• Your instructions
Below is a set of records; reproduce them exactly without their pictures.

• Material for the task
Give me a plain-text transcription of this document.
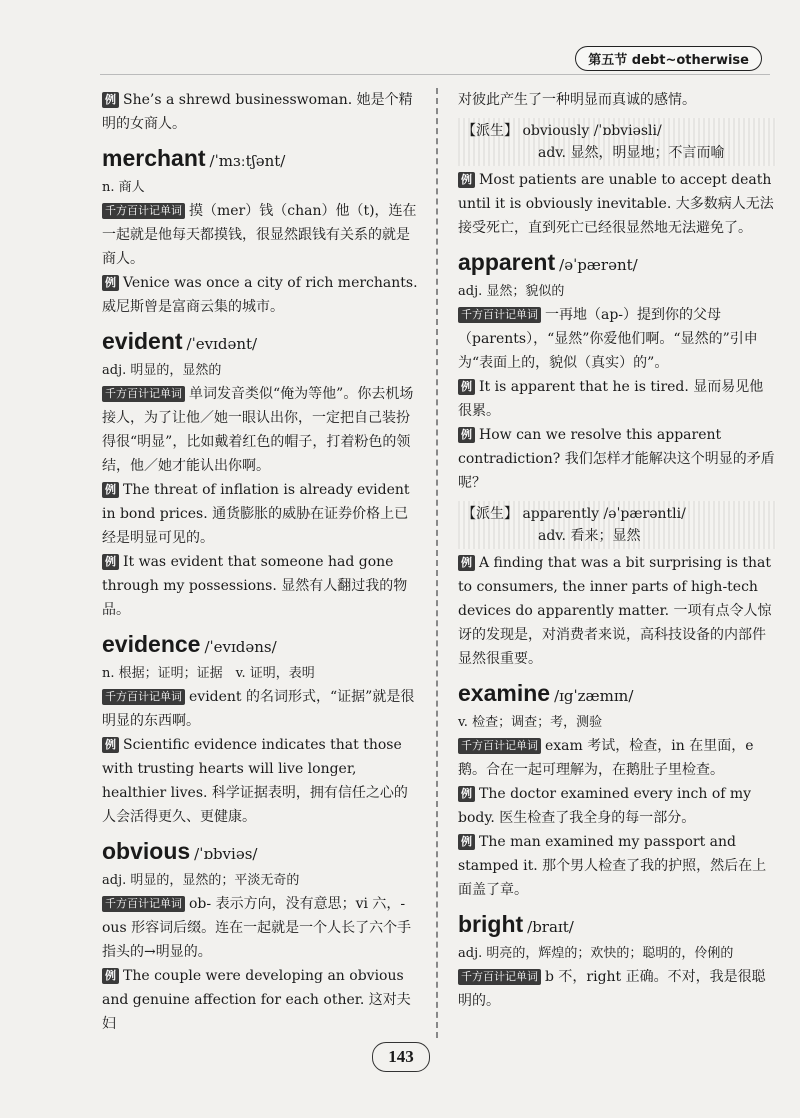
第五节 debt~otherwise

例 She’s a shrewd businesswoman. 她是个精明的女商人。

merchant /ˈmɜːtʃənt/

n. 商人

千方百计记单词 摸（mer）钱（chan）他（t)，连在一起就是他每天都摸钱，很显然跟钱有关系的就是商人。

例 Venice was once a city of rich merchants. 威尼斯曾是富商云集的城市。

evident /ˈevɪdənt/

adj. 明显的，显然的

千方百计记单词 单词发音类似“俺为等他”。你去机场接人，为了让他／她一眼认出你，一定把自己装扮得很“明显”，比如戴着红色的帽子，打着粉色的领结，他／她才能认出你啊。

例 The threat of inflation is already evident in bond prices. 通货膨胀的威胁在证券价格上已经是明显可见的。

例 It was evident that someone had gone through my possessions. 显然有人翻过我的物品。

evidence /ˈevɪdəns/

n. 根据；证明；证据　v. 证明，表明

千方百计记单词 evident 的名词形式，“证据”就是很明显的东西啊。

例 Scientific evidence indicates that those with trusting hearts will live longer, healthier lives. 科学证据表明，拥有信任之心的人会活得更久、更健康。

obvious /ˈɒbviəs/

adj. 明显的，显然的；平淡无奇的

千方百计记单词 ob- 表示方向，没有意思；vi 六，-ous 形容词后缀。连在一起就是一个人长了六个手指头的→明显的。

例 The couple were developing an obvious and genuine affection for each other. 这对夫妇

对彼此产生了一种明显而真诚的感情。

【派生】 obviously /ˈɒbviəsli/
adv. 显然，明显地；不言而喻

例 Most patients are unable to accept death until it is obviously inevitable. 大多数病人无法接受死亡，直到死亡已经很显然地无法避免了。

apparent /əˈpærənt/

adj. 显然；貌似的

千方百计记单词 一再地（ap-）提到你的父母（parents），“显然”你爱他们啊。“显然的”引申为“表面上的，貌似（真实）的”。

例 It is apparent that he is tired. 显而易见他很累。

例 How can we resolve this apparent contradiction? 我们怎样才能解决这个明显的矛盾呢？

【派生】 apparently /əˈpærəntli/
adv. 看来；显然

例 A finding that was a bit surprising is that to consumers, the inner parts of high-tech devices do apparently matter. 一项有点令人惊讶的发现是，对消费者来说，高科技设备的内部件显然很重要。

examine /ɪgˈzæmɪn/

v. 检查；调查；考，测验

千方百计记单词 exam 考试，检查，in 在里面，e 鹅。合在一起可理解为，在鹅肚子里检查。

例 The doctor examined every inch of my body. 医生检查了我全身的每一部分。

例 The man examined my passport and stamped it. 那个男人检查了我的护照，然后在上面盖了章。

bright /braɪt/

adj. 明亮的，辉煌的；欢快的；聪明的，伶俐的

千方百计记单词 b 不，right 正确。不对，我是很聪明的。

143
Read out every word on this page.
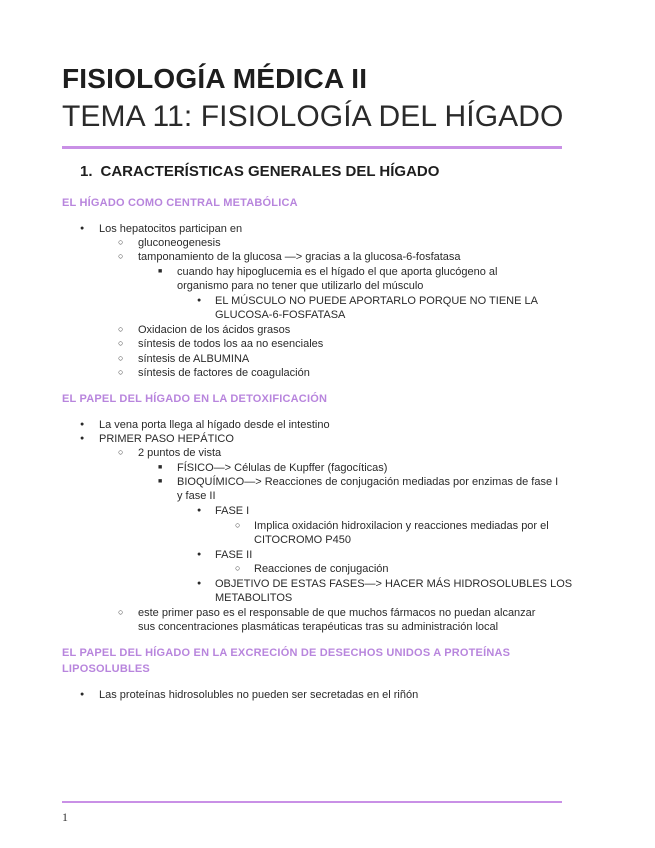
FISIOLOGÍA MÉDICA II
TEMA 11: FISIOLOGÍA DEL HÍGADO
1. CARACTERÍSTICAS GENERALES DEL HÍGADO
EL HÍGADO COMO CENTRAL METABÓLICA
●
Los hepatocitos participan en
○
gluconeogenesis
○
tamponamiento de la glucosa —> gracias a la glucosa-6-fosfatasa
■
cuando hay hipoglucemia es el hígado el que aporta glucógeno al
organismo para no tener que utilizarlo del músculo
●
EL MÚSCULO NO PUEDE APORTARLO PORQUE NO TIENE LA
GLUCOSA-6-FOSFATASA
○
Oxidacion de los ácidos grasos
○
síntesis de todos los aa no esenciales
○
síntesis de ALBUMINA
○
síntesis de factores de coagulación
EL PAPEL DEL HÍGADO EN LA DETOXIFICACIÓN
●
La vena porta llega al hígado desde el intestino
●
PRIMER PASO HEPÁTICO
○
2 puntos de vista
■
FÍSICO—> Células de Kupffer (fagocíticas)
■
BIOQUÍMICO—> Reacciones de conjugación mediadas por enzimas de fase I
y fase II
●
FASE I
○
Implica oxidación hidroxilacion y reacciones mediadas por el
CITOCROMO P450
●
FASE II
○
Reacciones de conjugación
●
OBJETIVO DE ESTAS FASES—> HACER MÁS HIDROSOLUBLES LOS
METABOLITOS
○
este primer paso es el responsable de que muchos fármacos no puedan alcanzar
sus concentraciones plasmáticas terapéuticas tras su administración local
EL PAPEL DEL HÍGADO EN LA EXCRECIÓN DE DESECHOS UNIDOS A PROTEÍNAS
LIPOSOLUBLES
●
Las proteínas hidrosolubles no pueden ser secretadas en el riñón
1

• Result
Give me a plain-text transcription of this document.
第五节 debt~otherwise

例 She’s a shrewd businesswoman. 她是个精明的女商人。

merchant /ˈmɜːtʃənt/

n. 商人

千方百计记单词 摸（mer）钱（chan）他（t)，连在一起就是他每天都摸钱，很显然跟钱有关系的就是商人。

例 Venice was once a city of rich merchants. 威尼斯曾是富商云集的城市。

evident /ˈevɪdənt/

adj. 明显的，显然的

千方百计记单词 单词发音类似“俺为等他”。你去机场接人，为了让他／她一眼认出你，一定把自己装扮得很“明显”，比如戴着红色的帽子，打着粉色的领结，他／她才能认出你啊。

例 The threat of inflation is already evident in bond prices. 通货膨胀的威胁在证券价格上已经是明显可见的。

例 It was evident that someone had gone through my possessions. 显然有人翻过我的物品。

evidence /ˈevɪdəns/

n. 根据；证明；证据　v. 证明，表明

千方百计记单词 evident 的名词形式，“证据”就是很明显的东西啊。

例 Scientific evidence indicates that those with trusting hearts will live longer, healthier lives. 科学证据表明，拥有信任之心的人会活得更久、更健康。

obvious /ˈɒbviəs/

adj. 明显的，显然的；平淡无奇的

千方百计记单词 ob- 表示方向，没有意思；vi 六，-ous 形容词后缀。连在一起就是一个人长了六个手指头的→明显的。

例 The couple were developing an obvious and genuine affection for each other. 这对夫妇

对彼此产生了一种明显而真诚的感情。

【派生】 obviously /ˈɒbviəsli/
adv. 显然，明显地；不言而喻

例 Most patients are unable to accept death until it is obviously inevitable. 大多数病人无法接受死亡，直到死亡已经很显然地无法避免了。

apparent /əˈpærənt/

adj. 显然；貌似的

千方百计记单词 一再地（ap-）提到你的父母（parents），“显然”你爱他们啊。“显然的”引申为“表面上的，貌似（真实）的”。

例 It is apparent that he is tired. 显而易见他很累。

例 How can we resolve this apparent contradiction? 我们怎样才能解决这个明显的矛盾呢？

【派生】 apparently /əˈpærəntli/
adv. 看来；显然

例 A finding that was a bit surprising is that to consumers, the inner parts of high-tech devices do apparently matter. 一项有点令人惊讶的发现是，对消费者来说，高科技设备的内部件显然很重要。

examine /ɪgˈzæmɪn/

v. 检查；调查；考，测验

千方百计记单词 exam 考试，检查，in 在里面，e 鹅。合在一起可理解为，在鹅肚子里检查。

例 The doctor examined every inch of my body. 医生检查了我全身的每一部分。

例 The man examined my passport and stamped it. 那个男人检查了我的护照，然后在上面盖了章。

bright /braɪt/

adj. 明亮的，辉煌的；欢快的；聪明的，伶俐的

千方百计记单词 b 不，right 正确。不对，我是很聪明的。

143
Read out every word on this page.
FISIOLOGÍA MÉDICA II
TEMA 11: FISIOLOGÍA DEL HÍGADO
1. CARACTERÍSTICAS GENERALES DEL HÍGADO
EL HÍGADO COMO CENTRAL METABÓLICA
●
Los hepatocitos participan en
○
gluconeogenesis
○
tamponamiento de la glucosa —> gracias a la glucosa-6-fosfatasa
■
cuando hay hipoglucemia es el hígado el que aporta glucógeno al
organismo para no tener que utilizarlo del músculo
●
EL MÚSCULO NO PUEDE APORTARLO PORQUE NO TIENE LA
GLUCOSA-6-FOSFATASA
○
Oxidacion de los ácidos grasos
○
síntesis de todos los aa no esenciales
○
síntesis de ALBUMINA
○
síntesis de factores de coagulación
EL PAPEL DEL HÍGADO EN LA DETOXIFICACIÓN
●
La vena porta llega al hígado desde el intestino
●
PRIMER PASO HEPÁTICO
○
2 puntos de vista
■
FÍSICO—> Células de Kupffer (fagocíticas)
■
BIOQUÍMICO—> Reacciones de conjugación mediadas por enzimas de fase I
y fase II
●
FASE I
○
Implica oxidación hidroxilacion y reacciones mediadas por el
CITOCROMO P450
●
FASE II
○
Reacciones de conjugación
●
OBJETIVO DE ESTAS FASES—> HACER MÁS HIDROSOLUBLES LOS
METABOLITOS
○
este primer paso es el responsable de que muchos fármacos no puedan alcanzar
sus concentraciones plasmáticas terapéuticas tras su administración local
EL PAPEL DEL HÍGADO EN LA EXCRECIÓN DE DESECHOS UNIDOS A PROTEÍNAS
LIPOSOLUBLES
●
Las proteínas hidrosolubles no pueden ser secretadas en el riñón
1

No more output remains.